_Stated task 1:_ Lay out the records as a Markdown table with the columns Row and Line, starting with the first line of the records and going on through the line that contains "home-icon[interactable]: ⌂ ▾". Omit any blank lines.

Many of us were raised with spanking that it can seem second-nature, making it hard to change our ways even as we so desperately want to. While changing our knee-jerk reactions take time, the good news is that there are many more ways to effectively discipline our children gently — affording you the opportunity to find what works best.

The research on the detrimental effects of spanking on child development is clear: Don’t do it. But what to do instead? Because as much as spanking is a no-no, so is raising children without clear boundaries on their behavior.

The hard part of wrapping our minds around gentle discipline is that most of it is proactive and takes being intentional. Spanking is reactive and, particularly when fueled by an ingrained reflex, doesn’t require forethought.

So as you ponder gentle discipline, understand that it requires a holistic approach. The ideas are meant to work together. You have the freedom to pick and choose what will work best for your family, but its a combination of mostly proactive techniques and then also intentional, in-the-moment responses to misbehavior that make gentle discipline effective.

Don’t underestimate the power of being proactive. Setting your child up to succeed, rather than waiting to react when he fails, goes a long way in circumventing misbehavior in the first place.

Keep these 20 tips in mind to create an atmosphere that’s less likely to invite the urge to spank:

1) Stay calm

Kids act out for all kinds of reasons, but it’s not because they dislike you or are trying to purposely manipulate you. Nine times out of 10, it’s because they’re tired, hunger, not feeling well, frustrated, or have another unfulfilled need. So don’t take it personally. View it all objectively.

2) Work on your stress level

Children feed off negative vibes. If you’re feeling stressed, they subconsciously pick up on that and start acting out how you feel, which of course only perpetuates how you act, and the cycle goes round and round.

_Dataset excerpt:_

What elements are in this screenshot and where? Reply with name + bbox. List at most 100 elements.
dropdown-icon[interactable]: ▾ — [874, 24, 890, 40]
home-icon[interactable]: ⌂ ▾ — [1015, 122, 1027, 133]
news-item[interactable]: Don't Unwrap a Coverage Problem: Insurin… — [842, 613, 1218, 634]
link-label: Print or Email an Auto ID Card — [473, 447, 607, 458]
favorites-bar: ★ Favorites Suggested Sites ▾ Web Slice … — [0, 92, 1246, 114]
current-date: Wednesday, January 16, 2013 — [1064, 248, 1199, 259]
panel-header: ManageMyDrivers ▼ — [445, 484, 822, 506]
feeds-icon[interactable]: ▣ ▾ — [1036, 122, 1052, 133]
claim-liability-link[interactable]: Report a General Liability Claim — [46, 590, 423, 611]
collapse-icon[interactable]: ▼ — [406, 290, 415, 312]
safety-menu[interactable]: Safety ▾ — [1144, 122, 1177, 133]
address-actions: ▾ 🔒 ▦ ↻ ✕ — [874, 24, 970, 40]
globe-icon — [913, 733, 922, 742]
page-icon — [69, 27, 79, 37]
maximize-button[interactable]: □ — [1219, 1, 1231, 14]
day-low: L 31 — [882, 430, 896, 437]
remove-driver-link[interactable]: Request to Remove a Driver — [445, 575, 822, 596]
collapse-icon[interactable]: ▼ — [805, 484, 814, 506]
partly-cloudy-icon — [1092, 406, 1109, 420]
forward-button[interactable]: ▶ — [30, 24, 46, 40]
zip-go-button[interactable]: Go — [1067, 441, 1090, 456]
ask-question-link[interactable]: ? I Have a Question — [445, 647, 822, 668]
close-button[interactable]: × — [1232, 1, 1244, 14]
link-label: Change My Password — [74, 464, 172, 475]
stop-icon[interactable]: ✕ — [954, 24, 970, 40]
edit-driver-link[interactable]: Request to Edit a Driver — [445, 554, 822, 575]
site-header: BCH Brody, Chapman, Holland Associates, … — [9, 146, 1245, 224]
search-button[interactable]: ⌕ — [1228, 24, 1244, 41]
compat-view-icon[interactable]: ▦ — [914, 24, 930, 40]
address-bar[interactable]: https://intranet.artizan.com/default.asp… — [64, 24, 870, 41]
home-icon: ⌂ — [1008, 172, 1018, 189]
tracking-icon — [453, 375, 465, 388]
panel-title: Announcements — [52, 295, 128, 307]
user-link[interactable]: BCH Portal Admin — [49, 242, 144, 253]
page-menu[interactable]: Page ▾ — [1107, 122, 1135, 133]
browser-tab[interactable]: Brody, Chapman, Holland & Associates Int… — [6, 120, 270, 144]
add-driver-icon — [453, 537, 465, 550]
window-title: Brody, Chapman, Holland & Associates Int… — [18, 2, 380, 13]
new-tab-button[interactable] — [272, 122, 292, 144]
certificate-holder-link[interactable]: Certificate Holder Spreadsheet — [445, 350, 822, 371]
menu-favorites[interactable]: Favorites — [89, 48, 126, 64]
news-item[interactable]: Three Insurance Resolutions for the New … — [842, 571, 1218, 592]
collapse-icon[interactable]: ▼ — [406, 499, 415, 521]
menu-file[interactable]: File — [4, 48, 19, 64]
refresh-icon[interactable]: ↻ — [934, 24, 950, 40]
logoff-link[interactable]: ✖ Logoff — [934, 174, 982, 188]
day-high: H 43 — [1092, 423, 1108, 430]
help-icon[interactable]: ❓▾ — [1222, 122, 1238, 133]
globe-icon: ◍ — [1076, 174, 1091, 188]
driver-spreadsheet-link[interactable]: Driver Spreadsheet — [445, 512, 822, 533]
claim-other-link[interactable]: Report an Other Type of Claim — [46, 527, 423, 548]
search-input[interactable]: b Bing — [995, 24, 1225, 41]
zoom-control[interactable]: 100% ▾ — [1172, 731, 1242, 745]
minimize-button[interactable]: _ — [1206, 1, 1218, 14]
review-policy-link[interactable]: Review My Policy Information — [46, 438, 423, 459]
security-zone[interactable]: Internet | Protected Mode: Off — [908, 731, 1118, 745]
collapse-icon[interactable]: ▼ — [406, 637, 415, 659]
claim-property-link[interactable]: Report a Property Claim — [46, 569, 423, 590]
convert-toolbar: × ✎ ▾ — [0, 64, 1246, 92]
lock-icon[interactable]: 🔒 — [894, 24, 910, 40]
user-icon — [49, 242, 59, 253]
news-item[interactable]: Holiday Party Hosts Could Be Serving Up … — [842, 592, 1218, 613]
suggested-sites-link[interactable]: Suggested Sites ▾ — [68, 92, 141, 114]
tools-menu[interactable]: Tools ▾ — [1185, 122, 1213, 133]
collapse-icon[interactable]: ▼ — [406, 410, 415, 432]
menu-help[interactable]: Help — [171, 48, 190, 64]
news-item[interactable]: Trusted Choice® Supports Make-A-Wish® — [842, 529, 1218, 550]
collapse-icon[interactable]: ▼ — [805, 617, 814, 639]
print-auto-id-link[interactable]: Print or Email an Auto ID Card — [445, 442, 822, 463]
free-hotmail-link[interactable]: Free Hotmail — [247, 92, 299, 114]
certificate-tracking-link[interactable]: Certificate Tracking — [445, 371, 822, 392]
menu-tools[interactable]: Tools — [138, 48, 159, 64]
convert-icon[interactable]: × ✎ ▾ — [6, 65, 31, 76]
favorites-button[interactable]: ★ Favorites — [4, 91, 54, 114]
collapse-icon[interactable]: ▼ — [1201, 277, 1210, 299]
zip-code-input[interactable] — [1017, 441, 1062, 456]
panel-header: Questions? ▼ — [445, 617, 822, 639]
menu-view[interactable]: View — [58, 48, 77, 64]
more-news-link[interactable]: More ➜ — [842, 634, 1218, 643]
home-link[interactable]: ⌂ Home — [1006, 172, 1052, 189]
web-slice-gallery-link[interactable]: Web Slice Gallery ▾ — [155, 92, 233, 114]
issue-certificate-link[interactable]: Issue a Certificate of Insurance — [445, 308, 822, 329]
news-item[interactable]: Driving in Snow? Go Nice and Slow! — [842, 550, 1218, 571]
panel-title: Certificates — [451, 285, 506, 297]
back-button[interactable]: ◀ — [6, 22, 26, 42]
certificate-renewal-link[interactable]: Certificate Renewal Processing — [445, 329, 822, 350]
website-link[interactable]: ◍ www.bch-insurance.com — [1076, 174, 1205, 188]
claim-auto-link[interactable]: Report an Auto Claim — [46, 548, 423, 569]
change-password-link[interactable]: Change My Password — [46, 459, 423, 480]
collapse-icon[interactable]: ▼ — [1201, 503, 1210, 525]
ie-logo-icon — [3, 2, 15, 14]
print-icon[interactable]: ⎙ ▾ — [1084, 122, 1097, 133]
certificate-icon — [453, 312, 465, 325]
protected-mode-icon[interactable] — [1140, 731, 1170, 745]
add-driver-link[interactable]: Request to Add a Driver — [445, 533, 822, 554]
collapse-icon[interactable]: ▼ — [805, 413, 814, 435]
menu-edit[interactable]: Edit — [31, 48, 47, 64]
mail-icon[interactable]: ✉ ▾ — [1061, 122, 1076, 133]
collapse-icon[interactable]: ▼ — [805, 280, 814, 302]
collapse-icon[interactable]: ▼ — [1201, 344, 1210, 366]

_Stated task 2:_ Rewrite the part of the passage on gentle discipline starting with "Don’t underestimate the" and going on through "the first place.", replacing "circumventing" with "preventing".

_Reply 1:_
| Row | Line |
|---|---|
| 1 | What elements are in this screenshot and where? Reply with name + bbox. List at most 100 elements. |
| 2 | dropdown-icon[interactable]: ▾ — [874, 24, 890, 40] |
| 3 | home-icon[interactable]: ⌂ ▾ — [1015, 122, 1027, 133] |

_Reply 2:_
Don’t underestimate the power of being proactive. Setting your child up to succeed, rather than waiting to react when he fails, goes a long way in preventing misbehavior in the first place.